Across the entries below, how many lines contain the string "from"? Give only the count.

-- BEGIN --

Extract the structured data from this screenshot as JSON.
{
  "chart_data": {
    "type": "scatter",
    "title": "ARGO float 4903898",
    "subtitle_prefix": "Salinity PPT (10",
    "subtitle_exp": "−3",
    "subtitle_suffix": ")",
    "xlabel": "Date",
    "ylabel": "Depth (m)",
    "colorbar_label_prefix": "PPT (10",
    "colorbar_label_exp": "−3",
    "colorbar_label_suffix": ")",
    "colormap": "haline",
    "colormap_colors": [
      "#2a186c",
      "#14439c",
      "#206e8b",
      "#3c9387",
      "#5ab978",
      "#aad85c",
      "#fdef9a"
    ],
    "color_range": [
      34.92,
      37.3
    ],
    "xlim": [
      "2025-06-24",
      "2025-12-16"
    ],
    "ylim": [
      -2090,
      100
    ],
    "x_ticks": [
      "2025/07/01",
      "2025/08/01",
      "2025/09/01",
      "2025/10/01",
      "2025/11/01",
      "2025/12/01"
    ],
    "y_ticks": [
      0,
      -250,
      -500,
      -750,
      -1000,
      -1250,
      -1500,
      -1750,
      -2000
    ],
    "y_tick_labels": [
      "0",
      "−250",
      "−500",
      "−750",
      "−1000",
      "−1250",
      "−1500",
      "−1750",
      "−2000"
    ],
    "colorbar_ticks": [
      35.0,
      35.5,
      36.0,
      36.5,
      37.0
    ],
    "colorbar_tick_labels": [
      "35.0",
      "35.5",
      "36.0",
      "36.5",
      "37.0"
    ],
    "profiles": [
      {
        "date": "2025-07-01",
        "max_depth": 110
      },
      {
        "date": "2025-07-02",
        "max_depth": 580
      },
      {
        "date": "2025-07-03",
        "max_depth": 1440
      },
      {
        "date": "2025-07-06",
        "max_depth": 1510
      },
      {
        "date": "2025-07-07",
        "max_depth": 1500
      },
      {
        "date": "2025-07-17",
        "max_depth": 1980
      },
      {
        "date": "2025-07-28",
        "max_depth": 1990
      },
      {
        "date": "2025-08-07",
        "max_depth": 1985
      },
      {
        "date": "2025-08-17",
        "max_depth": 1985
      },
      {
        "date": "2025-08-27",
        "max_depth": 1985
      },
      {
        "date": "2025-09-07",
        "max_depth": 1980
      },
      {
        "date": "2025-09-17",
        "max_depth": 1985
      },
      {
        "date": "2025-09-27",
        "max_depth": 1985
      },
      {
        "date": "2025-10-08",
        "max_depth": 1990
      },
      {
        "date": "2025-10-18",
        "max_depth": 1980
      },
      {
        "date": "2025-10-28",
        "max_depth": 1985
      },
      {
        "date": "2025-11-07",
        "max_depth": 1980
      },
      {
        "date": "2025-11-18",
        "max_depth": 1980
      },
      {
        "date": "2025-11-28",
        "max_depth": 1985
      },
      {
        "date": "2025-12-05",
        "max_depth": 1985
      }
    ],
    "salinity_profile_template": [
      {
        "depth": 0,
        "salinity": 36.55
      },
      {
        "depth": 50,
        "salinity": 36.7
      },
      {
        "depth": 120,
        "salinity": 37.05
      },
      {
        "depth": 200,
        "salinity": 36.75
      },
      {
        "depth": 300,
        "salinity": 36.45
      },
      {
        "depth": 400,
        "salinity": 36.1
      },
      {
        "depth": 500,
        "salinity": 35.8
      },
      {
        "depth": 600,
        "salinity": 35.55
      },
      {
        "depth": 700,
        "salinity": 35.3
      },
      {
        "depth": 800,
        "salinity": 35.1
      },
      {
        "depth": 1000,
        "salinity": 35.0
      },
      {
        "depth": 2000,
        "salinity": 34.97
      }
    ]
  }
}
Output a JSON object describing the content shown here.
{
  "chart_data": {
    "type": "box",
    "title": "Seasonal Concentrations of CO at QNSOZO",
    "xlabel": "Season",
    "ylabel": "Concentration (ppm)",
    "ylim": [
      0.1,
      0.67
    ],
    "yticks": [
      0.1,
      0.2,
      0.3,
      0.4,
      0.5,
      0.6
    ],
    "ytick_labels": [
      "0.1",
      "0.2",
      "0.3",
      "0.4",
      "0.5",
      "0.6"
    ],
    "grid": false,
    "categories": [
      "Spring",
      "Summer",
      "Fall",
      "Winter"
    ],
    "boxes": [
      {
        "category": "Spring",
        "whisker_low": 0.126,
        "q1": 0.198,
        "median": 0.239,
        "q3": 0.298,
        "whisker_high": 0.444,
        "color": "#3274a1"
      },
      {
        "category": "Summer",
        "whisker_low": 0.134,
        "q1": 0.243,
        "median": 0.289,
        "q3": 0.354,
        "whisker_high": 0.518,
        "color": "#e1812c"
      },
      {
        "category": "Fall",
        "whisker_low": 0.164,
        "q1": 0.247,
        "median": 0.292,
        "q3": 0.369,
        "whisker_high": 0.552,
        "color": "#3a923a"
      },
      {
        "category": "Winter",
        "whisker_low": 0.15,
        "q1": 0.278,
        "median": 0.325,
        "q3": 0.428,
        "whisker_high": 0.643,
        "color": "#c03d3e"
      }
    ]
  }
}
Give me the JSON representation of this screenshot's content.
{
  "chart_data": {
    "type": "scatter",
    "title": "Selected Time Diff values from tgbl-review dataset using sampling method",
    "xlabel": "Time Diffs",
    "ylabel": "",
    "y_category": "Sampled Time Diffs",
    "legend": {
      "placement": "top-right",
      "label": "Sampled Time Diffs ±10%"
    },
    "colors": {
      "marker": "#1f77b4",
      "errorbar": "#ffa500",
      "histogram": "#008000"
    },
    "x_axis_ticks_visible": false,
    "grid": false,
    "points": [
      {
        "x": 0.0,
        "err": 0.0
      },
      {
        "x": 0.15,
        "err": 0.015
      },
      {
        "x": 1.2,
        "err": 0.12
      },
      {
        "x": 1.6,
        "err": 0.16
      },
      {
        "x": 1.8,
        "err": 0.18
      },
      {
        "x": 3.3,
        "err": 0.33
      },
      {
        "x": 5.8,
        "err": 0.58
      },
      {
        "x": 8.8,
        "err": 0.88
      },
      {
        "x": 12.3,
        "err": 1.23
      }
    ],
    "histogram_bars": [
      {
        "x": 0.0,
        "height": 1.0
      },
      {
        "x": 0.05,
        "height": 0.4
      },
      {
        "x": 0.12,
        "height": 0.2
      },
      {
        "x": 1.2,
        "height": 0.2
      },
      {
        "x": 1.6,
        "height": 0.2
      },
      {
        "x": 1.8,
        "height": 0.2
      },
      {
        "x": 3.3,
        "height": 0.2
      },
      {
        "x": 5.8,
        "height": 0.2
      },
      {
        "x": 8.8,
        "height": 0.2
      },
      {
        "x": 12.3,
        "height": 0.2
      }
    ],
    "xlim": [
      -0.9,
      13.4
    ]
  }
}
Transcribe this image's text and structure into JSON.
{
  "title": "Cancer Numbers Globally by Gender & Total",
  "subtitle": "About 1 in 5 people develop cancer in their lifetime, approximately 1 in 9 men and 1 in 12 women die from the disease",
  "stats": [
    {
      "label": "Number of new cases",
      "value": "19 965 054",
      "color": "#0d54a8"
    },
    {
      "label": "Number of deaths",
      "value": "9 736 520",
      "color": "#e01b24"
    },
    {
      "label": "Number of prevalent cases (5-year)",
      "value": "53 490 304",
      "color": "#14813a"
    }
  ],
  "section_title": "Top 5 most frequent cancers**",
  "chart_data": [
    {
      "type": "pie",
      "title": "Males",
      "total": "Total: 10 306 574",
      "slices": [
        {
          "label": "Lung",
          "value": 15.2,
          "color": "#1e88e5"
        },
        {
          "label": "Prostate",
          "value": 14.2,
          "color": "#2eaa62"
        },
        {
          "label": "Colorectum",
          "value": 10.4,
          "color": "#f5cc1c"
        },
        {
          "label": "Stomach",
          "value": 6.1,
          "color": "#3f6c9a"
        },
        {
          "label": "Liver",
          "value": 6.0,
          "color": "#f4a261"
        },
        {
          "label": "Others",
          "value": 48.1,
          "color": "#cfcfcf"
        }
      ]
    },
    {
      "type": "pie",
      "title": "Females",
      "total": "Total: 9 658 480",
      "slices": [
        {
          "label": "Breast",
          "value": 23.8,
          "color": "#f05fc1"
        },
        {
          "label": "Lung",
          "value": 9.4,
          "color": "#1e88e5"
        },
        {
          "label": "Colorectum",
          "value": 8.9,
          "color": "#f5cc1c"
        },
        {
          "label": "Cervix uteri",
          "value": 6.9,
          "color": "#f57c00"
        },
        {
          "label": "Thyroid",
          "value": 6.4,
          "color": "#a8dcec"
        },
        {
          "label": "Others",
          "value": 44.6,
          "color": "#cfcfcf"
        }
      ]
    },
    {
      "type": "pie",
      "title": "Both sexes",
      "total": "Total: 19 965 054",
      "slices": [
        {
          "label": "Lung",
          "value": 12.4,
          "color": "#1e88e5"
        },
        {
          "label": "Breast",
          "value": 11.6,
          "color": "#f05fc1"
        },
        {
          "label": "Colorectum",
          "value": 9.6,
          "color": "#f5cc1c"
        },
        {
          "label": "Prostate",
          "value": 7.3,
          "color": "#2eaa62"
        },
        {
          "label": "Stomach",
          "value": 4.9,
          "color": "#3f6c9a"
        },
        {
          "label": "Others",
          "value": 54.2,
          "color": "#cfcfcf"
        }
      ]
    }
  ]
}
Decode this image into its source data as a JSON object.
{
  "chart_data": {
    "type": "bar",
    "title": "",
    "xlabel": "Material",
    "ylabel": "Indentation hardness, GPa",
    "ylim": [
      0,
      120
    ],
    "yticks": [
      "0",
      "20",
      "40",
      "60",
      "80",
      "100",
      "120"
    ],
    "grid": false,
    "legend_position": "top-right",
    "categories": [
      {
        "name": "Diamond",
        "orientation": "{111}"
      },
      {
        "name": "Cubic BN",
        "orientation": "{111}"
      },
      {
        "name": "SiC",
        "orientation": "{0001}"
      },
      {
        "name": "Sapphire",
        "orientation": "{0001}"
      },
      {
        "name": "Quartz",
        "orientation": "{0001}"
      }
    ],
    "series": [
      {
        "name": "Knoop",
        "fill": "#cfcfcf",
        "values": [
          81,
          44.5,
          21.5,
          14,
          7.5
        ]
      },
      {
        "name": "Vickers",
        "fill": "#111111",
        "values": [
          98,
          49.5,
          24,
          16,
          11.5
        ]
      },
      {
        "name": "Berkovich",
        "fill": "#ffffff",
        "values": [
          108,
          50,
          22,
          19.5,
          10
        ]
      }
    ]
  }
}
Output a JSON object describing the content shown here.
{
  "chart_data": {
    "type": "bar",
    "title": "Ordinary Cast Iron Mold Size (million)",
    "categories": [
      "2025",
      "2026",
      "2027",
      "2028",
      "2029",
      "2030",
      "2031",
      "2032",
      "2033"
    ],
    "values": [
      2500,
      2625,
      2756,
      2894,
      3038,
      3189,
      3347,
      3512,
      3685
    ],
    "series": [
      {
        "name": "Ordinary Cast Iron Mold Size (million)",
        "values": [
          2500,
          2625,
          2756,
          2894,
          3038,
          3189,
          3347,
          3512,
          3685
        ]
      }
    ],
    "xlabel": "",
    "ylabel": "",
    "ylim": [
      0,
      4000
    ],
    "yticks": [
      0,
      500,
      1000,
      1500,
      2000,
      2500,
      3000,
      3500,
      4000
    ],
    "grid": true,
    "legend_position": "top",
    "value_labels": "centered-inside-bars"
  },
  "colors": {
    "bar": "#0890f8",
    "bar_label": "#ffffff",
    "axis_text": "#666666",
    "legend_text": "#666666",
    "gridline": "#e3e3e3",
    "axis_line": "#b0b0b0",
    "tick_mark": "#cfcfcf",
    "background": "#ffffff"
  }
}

-- END --

→ Output for this exercise
3